Problem details: Extract the complete listing and output it unchanged.

==== Data supplied ====

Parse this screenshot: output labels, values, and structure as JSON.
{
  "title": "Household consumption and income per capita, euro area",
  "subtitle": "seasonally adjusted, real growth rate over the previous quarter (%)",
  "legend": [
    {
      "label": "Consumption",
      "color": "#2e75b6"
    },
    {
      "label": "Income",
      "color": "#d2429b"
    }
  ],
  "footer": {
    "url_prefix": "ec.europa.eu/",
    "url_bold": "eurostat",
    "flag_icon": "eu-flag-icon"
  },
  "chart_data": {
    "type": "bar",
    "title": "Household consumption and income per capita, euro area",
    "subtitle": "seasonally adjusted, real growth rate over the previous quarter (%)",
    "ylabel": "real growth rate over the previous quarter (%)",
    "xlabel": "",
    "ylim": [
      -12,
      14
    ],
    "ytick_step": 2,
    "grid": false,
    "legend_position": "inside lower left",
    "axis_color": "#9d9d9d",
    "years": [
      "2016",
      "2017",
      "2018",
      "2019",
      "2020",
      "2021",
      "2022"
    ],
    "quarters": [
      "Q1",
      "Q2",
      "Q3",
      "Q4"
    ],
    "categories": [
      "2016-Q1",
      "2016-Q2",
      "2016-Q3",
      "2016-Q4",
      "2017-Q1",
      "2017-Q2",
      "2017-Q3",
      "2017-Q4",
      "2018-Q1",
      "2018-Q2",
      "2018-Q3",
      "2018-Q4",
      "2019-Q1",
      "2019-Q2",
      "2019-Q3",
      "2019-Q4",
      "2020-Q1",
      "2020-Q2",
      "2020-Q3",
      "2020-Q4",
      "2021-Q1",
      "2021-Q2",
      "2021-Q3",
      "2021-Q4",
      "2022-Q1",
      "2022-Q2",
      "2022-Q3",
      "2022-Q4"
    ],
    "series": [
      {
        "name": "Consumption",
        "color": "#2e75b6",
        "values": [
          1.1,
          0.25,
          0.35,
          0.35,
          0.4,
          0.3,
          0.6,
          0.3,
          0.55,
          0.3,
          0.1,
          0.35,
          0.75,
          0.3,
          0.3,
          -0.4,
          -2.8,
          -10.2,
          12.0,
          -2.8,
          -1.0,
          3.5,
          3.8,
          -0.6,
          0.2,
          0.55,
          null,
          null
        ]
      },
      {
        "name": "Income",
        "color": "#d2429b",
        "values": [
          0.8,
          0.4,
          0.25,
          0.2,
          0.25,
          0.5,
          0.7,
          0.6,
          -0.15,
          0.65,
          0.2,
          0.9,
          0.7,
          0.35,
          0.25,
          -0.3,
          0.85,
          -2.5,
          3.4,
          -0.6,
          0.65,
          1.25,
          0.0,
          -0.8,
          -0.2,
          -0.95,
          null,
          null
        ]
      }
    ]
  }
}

====

Reply:
Parse this screenshot: output labels, values, and structure as JSON.
{
  "title": "Household consumption and income per capita, euro area",
  "subtitle": "seasonally adjusted, real growth rate over the previous quarter (%)",
  "legend": [
    {
      "label": "Consumption",
      "color": "#2e75b6"
    },
    {
      "label": "Income",
      "color": "#d2429b"
    }
  ],
  "footer": {
    "url_prefix": "ec.europa.eu/",
    "url_bold": "eurostat",
    "flag_icon": "eu-flag-icon"
  },
  "chart_data": {
    "type": "bar",
    "title": "Household consumption and income per capita, euro area",
    "subtitle": "seasonally adjusted, real growth rate over the previous quarter (%)",
    "ylabel": "real growth rate over the previous quarter (%)",
    "xlabel": "",
    "ylim": [
      -12,
      14
    ],
    "ytick_step": 2,
    "grid": false,
    "legend_position": "inside lower left",
    "axis_color": "#9d9d9d",
    "years": [
      "2016",
      "2017",
      "2018",
      "2019",
      "2020",
      "2021",
      "2022"
    ],
    "quarters": [
      "Q1",
      "Q2",
      "Q3",
      "Q4"
    ],
    "categories": [
      "2016-Q1",
      "2016-Q2",
      "2016-Q3",
      "2016-Q4",
      "2017-Q1",
      "2017-Q2",
      "2017-Q3",
      "2017-Q4",
      "2018-Q1",
      "2018-Q2",
      "2018-Q3",
      "2018-Q4",
      "2019-Q1",
      "2019-Q2",
      "2019-Q3",
      "2019-Q4",
      "2020-Q1",
      "2020-Q2",
      "2020-Q3",
      "2020-Q4",
      "2021-Q1",
      "2021-Q2",
      "2021-Q3",
      "2021-Q4",
      "2022-Q1",
      "2022-Q2",
      "2022-Q3",
      "2022-Q4"
    ],
    "series": [
      {
        "name": "Consumption",
        "color": "#2e75b6",
        "values": [
          1.1,
          0.25,
          0.35,
          0.35,
          0.4,
          0.3,
          0.6,
          0.3,
          0.55,
          0.3,
          0.1,
          0.35,
          0.75,
          0.3,
          0.3,
          -0.4,
          -2.8,
          -10.2,
          12.0,
          -2.8,
          -1.0,
          3.5,
          3.8,
          -0.6,
          0.2,
          0.55,
          null,
          null
        ]
      },
      {
        "name": "Income",
        "color": "#d2429b",
        "values": [
          0.8,
          0.4,
          0.25,
          0.2,
          0.25,
          0.5,
          0.7,
          0.6,
          -0.15,
          0.65,
          0.2,
          0.9,
          0.7,
          0.35,
          0.25,
          -0.3,
          0.85,
          -2.5,
          3.4,
          -0.6,
          0.65,
          1.25,
          0.0,
          -0.8,
          -0.2,
          -0.95,
          null,
          null
        ]
      }
    ]
  }
}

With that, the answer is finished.